* Supplied records:
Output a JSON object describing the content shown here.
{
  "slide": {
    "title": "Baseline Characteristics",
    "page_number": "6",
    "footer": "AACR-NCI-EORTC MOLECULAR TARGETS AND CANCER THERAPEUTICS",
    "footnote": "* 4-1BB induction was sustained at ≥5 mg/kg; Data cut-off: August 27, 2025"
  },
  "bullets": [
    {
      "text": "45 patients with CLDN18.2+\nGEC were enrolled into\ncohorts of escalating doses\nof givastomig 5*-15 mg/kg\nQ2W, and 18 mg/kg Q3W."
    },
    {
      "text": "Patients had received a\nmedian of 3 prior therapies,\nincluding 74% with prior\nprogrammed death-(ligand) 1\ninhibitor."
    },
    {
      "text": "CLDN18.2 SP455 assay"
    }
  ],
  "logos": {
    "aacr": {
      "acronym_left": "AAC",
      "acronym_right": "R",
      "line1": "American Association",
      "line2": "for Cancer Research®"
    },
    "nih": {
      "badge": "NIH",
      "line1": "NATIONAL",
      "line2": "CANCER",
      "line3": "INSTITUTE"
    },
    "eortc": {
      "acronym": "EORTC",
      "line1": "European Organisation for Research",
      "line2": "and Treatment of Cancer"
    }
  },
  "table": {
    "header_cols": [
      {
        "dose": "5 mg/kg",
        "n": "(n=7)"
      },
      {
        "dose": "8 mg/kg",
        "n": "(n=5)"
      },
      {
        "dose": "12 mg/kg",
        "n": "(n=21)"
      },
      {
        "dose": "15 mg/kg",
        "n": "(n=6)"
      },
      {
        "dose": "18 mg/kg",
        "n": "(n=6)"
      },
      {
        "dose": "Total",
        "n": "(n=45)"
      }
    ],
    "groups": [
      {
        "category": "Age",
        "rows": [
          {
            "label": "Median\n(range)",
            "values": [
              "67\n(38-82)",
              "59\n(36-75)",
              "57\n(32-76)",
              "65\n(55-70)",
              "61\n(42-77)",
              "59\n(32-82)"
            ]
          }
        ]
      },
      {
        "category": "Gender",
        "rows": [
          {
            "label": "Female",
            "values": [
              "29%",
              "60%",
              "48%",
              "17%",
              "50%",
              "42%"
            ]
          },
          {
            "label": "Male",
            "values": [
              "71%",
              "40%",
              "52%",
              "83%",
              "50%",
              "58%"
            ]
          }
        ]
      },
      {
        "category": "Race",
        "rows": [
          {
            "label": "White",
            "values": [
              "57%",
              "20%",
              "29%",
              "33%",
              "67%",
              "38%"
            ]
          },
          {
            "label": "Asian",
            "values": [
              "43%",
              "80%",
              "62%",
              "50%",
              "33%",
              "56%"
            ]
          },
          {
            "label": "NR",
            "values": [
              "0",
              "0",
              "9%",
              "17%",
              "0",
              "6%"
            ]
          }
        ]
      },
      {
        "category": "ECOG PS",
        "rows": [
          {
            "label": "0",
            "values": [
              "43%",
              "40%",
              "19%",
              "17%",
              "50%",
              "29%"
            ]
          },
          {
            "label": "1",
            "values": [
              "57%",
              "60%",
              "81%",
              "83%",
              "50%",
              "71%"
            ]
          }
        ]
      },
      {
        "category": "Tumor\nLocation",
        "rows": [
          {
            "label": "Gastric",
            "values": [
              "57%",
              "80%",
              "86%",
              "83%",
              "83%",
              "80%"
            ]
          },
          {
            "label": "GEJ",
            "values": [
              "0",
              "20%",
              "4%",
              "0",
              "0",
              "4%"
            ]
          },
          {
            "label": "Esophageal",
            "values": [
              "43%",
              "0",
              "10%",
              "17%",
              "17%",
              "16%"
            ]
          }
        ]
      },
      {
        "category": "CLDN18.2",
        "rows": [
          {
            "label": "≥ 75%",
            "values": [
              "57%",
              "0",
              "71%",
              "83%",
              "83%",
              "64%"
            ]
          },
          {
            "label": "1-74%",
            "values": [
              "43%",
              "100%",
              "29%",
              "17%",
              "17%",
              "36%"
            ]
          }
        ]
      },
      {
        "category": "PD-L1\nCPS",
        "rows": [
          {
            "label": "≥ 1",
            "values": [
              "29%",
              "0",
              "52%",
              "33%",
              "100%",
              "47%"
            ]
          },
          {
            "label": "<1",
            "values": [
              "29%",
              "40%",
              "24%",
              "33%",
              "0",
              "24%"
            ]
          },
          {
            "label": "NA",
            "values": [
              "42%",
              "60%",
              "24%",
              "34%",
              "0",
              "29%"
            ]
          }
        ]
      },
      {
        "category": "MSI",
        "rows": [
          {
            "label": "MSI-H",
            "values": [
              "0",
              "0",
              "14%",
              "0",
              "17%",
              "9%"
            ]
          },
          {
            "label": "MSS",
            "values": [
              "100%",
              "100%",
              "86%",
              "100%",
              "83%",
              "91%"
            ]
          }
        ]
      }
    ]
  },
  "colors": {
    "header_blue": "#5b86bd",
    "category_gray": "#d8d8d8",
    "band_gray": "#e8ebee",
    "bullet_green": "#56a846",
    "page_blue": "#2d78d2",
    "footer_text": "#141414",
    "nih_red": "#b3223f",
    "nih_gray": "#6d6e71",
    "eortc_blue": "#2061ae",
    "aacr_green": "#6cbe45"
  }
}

* How to complete this task: Transcribe the material above in full, keeping each word unchanged.

* Expected output:
Output a JSON object describing the content shown here.
{
  "slide": {
    "title": "Baseline Characteristics",
    "page_number": "6",
    "footer": "AACR-NCI-EORTC MOLECULAR TARGETS AND CANCER THERAPEUTICS",
    "footnote": "* 4-1BB induction was sustained at ≥5 mg/kg; Data cut-off: August 27, 2025"
  },
  "bullets": [
    {
      "text": "45 patients with CLDN18.2+\nGEC were enrolled into\ncohorts of escalating doses\nof givastomig 5*-15 mg/kg\nQ2W, and 18 mg/kg Q3W."
    },
    {
      "text": "Patients had received a\nmedian of 3 prior therapies,\nincluding 74% with prior\nprogrammed death-(ligand) 1\ninhibitor."
    },
    {
      "text": "CLDN18.2 SP455 assay"
    }
  ],
  "logos": {
    "aacr": {
      "acronym_left": "AAC",
      "acronym_right": "R",
      "line1": "American Association",
      "line2": "for Cancer Research®"
    },
    "nih": {
      "badge": "NIH",
      "line1": "NATIONAL",
      "line2": "CANCER",
      "line3": "INSTITUTE"
    },
    "eortc": {
      "acronym": "EORTC",
      "line1": "European Organisation for Research",
      "line2": "and Treatment of Cancer"
    }
  },
  "table": {
    "header_cols": [
      {
        "dose": "5 mg/kg",
        "n": "(n=7)"
      },
      {
        "dose": "8 mg/kg",
        "n": "(n=5)"
      },
      {
        "dose": "12 mg/kg",
        "n": "(n=21)"
      },
      {
        "dose": "15 mg/kg",
        "n": "(n=6)"
      },
      {
        "dose": "18 mg/kg",
        "n": "(n=6)"
      },
      {
        "dose": "Total",
        "n": "(n=45)"
      }
    ],
    "groups": [
      {
        "category": "Age",
        "rows": [
          {
            "label": "Median\n(range)",
            "values": [
              "67\n(38-82)",
              "59\n(36-75)",
              "57\n(32-76)",
              "65\n(55-70)",
              "61\n(42-77)",
              "59\n(32-82)"
            ]
          }
        ]
      },
      {
        "category": "Gender",
        "rows": [
          {
            "label": "Female",
            "values": [
              "29%",
              "60%",
              "48%",
              "17%",
              "50%",
              "42%"
            ]
          },
          {
            "label": "Male",
            "values": [
              "71%",
              "40%",
              "52%",
              "83%",
              "50%",
              "58%"
            ]
          }
        ]
      },
      {
        "category": "Race",
        "rows": [
          {
            "label": "White",
            "values": [
              "57%",
              "20%",
              "29%",
              "33%",
              "67%",
              "38%"
            ]
          },
          {
            "label": "Asian",
            "values": [
              "43%",
              "80%",
              "62%",
              "50%",
              "33%",
              "56%"
            ]
          },
          {
            "label": "NR",
            "values": [
              "0",
              "0",
              "9%",
              "17%",
              "0",
              "6%"
            ]
          }
        ]
      },
      {
        "category": "ECOG PS",
        "rows": [
          {
            "label": "0",
            "values": [
              "43%",
              "40%",
              "19%",
              "17%",
              "50%",
              "29%"
            ]
          },
          {
            "label": "1",
            "values": [
              "57%",
              "60%",
              "81%",
              "83%",
              "50%",
              "71%"
            ]
          }
        ]
      },
      {
        "category": "Tumor\nLocation",
        "rows": [
          {
            "label": "Gastric",
            "values": [
              "57%",
              "80%",
              "86%",
              "83%",
              "83%",
              "80%"
            ]
          },
          {
            "label": "GEJ",
            "values": [
              "0",
              "20%",
              "4%",
              "0",
              "0",
              "4%"
            ]
          },
          {
            "label": "Esophageal",
            "values": [
              "43%",
              "0",
              "10%",
              "17%",
              "17%",
              "16%"
            ]
          }
        ]
      },
      {
        "category": "CLDN18.2",
        "rows": [
          {
            "label": "≥ 75%",
            "values": [
              "57%",
              "0",
              "71%",
              "83%",
              "83%",
              "64%"
            ]
          },
          {
            "label": "1-74%",
            "values": [
              "43%",
              "100%",
              "29%",
              "17%",
              "17%",
              "36%"
            ]
          }
        ]
      },
      {
        "category": "PD-L1\nCPS",
        "rows": [
          {
            "label": "≥ 1",
            "values": [
              "29%",
              "0",
              "52%",
              "33%",
              "100%",
              "47%"
            ]
          },
          {
            "label": "<1",
            "values": [
              "29%",
              "40%",
              "24%",
              "33%",
              "0",
              "24%"
            ]
          },
          {
            "label": "NA",
            "values": [
              "42%",
              "60%",
              "24%",
              "34%",
              "0",
              "29%"
            ]
          }
        ]
      },
      {
        "category": "MSI",
        "rows": [
          {
            "label": "MSI-H",
            "values": [
              "0",
              "0",
              "14%",
              "0",
              "17%",
              "9%"
            ]
          },
          {
            "label": "MSS",
            "values": [
              "100%",
              "100%",
              "86%",
              "100%",
              "83%",
              "91%"
            ]
          }
        ]
      }
    ]
  },
  "colors": {
    "header_blue": "#5b86bd",
    "category_gray": "#d8d8d8",
    "band_gray": "#e8ebee",
    "bullet_green": "#56a846",
    "page_blue": "#2d78d2",
    "footer_text": "#141414",
    "nih_red": "#b3223f",
    "nih_gray": "#6d6e71",
    "eortc_blue": "#2061ae",
    "aacr_green": "#6cbe45"
  }
}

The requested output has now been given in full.